Stored items
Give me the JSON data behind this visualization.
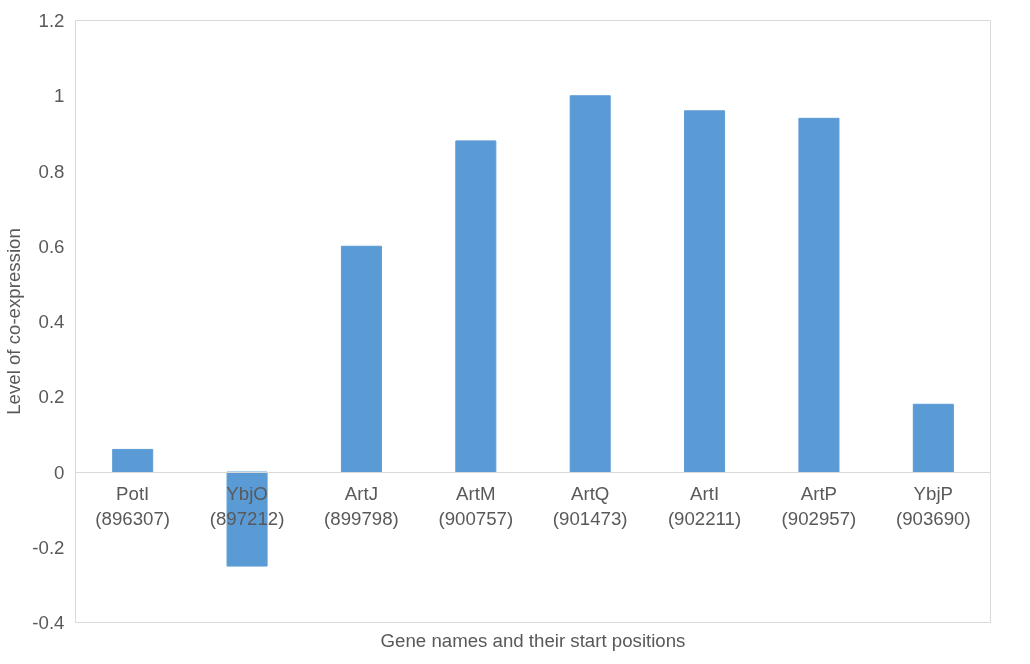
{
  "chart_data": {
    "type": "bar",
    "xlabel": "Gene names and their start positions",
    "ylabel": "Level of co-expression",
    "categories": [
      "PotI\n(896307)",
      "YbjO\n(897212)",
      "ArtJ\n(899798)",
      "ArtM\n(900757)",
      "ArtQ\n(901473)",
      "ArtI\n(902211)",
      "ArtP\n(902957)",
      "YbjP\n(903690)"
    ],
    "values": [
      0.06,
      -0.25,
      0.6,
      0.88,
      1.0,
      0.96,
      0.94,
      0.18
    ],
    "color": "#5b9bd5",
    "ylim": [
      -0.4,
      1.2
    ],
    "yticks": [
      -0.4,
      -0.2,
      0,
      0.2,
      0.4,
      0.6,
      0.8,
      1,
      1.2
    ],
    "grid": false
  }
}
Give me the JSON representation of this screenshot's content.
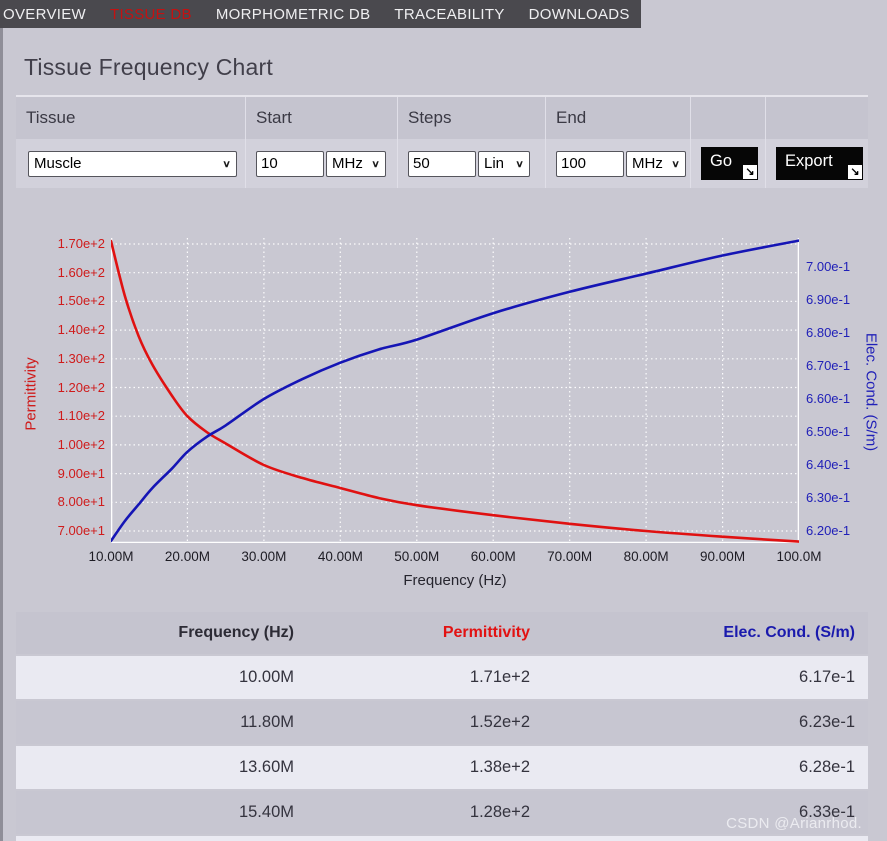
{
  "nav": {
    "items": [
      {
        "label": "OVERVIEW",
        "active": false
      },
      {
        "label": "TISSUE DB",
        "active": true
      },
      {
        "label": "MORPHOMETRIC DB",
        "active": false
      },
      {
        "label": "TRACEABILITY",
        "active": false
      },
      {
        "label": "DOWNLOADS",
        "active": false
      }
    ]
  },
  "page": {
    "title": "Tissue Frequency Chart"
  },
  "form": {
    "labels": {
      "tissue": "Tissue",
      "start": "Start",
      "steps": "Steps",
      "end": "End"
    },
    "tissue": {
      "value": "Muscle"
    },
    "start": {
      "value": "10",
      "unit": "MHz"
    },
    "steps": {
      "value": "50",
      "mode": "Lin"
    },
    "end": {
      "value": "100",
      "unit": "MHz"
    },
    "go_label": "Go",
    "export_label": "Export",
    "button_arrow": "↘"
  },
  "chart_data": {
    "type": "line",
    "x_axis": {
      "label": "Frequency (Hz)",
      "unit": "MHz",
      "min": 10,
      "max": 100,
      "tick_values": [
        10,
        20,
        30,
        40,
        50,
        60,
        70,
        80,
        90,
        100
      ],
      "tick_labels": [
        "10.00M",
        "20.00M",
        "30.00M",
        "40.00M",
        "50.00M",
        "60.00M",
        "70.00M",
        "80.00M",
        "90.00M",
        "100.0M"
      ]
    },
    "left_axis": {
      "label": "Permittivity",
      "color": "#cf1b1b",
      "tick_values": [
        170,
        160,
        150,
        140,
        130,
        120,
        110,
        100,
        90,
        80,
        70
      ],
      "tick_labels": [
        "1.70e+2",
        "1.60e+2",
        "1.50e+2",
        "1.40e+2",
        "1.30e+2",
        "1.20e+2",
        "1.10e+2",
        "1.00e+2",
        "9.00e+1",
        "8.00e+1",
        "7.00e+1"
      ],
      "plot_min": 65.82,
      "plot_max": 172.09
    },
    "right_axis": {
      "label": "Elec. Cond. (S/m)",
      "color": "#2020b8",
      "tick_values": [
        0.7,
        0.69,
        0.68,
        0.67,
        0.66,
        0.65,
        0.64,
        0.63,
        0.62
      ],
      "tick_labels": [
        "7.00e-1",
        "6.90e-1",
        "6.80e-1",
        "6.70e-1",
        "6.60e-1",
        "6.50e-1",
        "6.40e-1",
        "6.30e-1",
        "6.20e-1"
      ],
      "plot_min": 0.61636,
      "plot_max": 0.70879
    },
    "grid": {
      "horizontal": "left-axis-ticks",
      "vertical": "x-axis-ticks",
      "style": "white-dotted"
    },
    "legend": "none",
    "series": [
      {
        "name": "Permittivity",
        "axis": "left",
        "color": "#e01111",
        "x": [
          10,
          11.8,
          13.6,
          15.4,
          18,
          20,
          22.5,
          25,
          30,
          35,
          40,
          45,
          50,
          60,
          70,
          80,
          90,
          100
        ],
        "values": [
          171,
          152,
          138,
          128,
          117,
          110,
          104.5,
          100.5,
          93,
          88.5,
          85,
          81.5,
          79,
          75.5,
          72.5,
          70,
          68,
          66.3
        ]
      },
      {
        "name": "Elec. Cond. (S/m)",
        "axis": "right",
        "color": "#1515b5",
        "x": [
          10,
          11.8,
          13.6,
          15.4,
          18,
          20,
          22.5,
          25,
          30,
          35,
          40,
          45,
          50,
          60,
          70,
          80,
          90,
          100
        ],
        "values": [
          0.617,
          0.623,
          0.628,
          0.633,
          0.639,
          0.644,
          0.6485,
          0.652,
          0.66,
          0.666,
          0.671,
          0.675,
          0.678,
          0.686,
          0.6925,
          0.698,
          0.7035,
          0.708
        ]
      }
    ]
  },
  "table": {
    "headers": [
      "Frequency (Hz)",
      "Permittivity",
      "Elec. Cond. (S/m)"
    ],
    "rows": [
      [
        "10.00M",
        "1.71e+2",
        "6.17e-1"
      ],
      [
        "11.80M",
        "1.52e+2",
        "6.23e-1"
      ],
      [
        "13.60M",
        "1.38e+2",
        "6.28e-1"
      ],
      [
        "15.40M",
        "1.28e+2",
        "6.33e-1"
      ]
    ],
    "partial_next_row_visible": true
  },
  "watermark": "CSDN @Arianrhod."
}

▸ **AIM**
Going over the lines above, work out how many include "Permittivity", then give only that number.

▸ **ANSWER**
3